TASK TO CARRY OUT:
Keep every line of the data below that has the string "formato" and present those lines.

Stored dataset items
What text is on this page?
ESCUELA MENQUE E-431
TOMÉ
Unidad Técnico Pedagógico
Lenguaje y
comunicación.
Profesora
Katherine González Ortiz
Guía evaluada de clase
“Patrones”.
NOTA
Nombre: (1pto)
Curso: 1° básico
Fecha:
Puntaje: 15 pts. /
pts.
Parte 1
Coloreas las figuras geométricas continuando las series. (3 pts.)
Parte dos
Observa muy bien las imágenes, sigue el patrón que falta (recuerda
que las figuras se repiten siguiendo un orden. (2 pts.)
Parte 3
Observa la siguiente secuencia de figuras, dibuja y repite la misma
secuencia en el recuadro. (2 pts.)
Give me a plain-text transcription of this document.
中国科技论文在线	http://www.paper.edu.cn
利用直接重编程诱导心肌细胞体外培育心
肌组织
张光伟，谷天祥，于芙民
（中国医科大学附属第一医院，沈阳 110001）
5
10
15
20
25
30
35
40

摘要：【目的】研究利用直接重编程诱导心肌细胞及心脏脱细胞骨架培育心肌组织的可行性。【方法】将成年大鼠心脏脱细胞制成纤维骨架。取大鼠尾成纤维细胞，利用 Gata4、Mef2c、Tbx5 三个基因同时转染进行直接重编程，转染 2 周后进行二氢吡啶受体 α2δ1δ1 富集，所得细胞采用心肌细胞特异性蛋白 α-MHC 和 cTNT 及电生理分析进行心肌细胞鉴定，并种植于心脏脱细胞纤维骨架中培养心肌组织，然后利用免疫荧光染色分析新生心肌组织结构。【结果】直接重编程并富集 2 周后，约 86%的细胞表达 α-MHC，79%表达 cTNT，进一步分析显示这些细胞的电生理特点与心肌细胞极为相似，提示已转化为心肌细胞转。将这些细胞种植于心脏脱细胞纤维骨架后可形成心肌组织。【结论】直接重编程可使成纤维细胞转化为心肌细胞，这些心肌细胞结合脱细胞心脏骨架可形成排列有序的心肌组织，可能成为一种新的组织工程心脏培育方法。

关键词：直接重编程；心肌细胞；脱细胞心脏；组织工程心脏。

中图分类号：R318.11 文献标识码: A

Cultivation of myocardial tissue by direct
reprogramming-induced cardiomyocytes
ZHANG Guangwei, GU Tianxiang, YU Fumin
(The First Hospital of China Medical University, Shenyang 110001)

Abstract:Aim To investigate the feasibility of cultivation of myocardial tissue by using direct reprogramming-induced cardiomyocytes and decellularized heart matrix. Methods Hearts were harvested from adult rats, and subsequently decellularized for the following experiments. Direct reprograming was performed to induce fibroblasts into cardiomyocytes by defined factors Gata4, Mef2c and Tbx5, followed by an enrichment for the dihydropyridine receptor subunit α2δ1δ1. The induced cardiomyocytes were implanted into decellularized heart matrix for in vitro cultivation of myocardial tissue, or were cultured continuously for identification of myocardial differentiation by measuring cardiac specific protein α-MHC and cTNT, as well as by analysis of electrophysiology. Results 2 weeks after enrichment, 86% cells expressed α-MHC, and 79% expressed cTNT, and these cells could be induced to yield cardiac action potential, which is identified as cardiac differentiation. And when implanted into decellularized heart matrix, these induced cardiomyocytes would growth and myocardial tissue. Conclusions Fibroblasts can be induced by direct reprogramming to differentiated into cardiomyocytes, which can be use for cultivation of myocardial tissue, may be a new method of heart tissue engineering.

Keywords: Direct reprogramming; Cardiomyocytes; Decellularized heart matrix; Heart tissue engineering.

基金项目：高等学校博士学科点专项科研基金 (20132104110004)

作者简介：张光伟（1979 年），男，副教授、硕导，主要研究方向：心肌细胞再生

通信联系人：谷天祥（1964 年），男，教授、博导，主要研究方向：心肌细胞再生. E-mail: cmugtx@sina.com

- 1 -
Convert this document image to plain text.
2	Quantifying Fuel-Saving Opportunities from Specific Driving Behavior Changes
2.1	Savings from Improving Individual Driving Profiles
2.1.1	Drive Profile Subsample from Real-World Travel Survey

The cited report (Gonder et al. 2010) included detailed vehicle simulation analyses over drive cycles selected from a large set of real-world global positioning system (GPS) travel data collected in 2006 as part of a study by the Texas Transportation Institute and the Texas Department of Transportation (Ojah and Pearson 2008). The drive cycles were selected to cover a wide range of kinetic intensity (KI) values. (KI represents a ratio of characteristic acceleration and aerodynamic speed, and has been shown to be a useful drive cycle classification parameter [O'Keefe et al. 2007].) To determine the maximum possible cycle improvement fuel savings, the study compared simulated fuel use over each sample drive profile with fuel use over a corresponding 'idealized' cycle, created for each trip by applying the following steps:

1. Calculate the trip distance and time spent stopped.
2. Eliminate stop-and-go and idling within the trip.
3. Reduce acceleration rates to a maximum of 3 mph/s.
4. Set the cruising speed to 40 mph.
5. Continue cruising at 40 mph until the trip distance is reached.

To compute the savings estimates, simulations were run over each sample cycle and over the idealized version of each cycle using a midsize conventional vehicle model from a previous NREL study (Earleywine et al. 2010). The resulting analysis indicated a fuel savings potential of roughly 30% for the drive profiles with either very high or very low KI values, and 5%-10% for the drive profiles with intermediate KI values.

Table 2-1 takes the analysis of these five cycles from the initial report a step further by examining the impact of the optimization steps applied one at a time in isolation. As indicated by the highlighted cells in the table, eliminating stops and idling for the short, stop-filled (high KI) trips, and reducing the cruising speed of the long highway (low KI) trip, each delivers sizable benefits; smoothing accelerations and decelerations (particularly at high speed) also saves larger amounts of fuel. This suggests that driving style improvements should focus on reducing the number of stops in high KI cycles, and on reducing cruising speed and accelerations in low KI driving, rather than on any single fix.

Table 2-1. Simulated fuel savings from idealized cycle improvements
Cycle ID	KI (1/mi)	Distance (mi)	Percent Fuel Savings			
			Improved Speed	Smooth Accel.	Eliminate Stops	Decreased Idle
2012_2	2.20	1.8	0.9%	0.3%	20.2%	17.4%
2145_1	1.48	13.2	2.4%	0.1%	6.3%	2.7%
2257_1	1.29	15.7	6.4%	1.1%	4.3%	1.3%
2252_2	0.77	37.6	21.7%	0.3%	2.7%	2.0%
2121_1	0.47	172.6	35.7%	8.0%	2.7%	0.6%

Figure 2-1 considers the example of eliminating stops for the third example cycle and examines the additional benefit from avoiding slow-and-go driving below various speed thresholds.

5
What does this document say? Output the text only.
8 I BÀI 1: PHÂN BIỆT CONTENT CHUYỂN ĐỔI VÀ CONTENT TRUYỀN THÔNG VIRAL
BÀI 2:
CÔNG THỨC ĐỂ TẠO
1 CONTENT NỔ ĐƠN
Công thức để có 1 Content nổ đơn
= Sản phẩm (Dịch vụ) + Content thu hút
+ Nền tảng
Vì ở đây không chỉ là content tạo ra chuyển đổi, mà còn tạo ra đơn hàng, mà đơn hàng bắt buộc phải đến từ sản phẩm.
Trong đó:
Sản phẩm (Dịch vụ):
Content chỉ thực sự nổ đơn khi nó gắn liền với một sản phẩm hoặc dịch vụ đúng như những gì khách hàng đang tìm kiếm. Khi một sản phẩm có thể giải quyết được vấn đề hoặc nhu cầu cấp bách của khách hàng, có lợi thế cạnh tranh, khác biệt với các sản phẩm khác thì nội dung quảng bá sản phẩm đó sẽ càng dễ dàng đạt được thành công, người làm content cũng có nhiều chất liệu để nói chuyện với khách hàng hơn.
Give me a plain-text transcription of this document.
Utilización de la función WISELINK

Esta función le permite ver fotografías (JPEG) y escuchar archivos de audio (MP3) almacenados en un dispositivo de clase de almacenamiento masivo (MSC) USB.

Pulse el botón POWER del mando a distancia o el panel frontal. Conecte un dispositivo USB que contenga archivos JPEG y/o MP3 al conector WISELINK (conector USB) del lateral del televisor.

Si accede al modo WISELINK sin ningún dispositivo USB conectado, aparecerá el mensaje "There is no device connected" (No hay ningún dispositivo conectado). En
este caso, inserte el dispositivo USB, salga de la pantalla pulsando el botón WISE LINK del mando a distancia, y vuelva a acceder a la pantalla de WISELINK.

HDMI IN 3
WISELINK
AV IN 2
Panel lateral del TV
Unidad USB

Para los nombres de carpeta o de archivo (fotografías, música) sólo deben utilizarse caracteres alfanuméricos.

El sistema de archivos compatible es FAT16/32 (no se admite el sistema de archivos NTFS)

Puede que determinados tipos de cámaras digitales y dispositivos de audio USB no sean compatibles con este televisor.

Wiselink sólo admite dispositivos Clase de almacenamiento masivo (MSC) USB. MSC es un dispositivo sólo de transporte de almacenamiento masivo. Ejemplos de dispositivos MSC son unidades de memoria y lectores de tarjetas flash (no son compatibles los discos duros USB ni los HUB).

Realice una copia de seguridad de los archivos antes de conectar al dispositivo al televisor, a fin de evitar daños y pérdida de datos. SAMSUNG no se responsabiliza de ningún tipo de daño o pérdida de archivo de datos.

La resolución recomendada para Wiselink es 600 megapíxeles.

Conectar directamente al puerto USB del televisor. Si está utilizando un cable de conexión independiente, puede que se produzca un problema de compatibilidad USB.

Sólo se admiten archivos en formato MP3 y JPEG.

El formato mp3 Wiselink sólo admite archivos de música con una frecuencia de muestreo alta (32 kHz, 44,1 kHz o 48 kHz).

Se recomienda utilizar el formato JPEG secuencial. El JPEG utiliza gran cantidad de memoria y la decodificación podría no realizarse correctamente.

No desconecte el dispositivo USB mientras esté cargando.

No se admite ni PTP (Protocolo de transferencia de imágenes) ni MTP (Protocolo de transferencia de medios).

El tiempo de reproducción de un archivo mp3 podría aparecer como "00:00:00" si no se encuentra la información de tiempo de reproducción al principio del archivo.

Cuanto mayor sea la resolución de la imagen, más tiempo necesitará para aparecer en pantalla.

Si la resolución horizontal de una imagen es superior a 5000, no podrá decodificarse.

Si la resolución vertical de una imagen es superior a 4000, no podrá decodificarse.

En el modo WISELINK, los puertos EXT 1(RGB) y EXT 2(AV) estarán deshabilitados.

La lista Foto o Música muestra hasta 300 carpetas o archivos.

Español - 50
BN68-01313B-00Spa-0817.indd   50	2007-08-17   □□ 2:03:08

PROBLEM SOLUTION:
Sólo se admiten archivos en formato MP3 y JPEG.
El formato mp3 Wiselink sólo admite archivos de música con una frecuencia de muestreo alta (32 kHz, 44,1 kHz o 48 kHz).
Se recomienda utilizar el formato JPEG secuencial. El JPEG utiliza gran cantidad de memoria y la decodificación podría no realizarse correctamente.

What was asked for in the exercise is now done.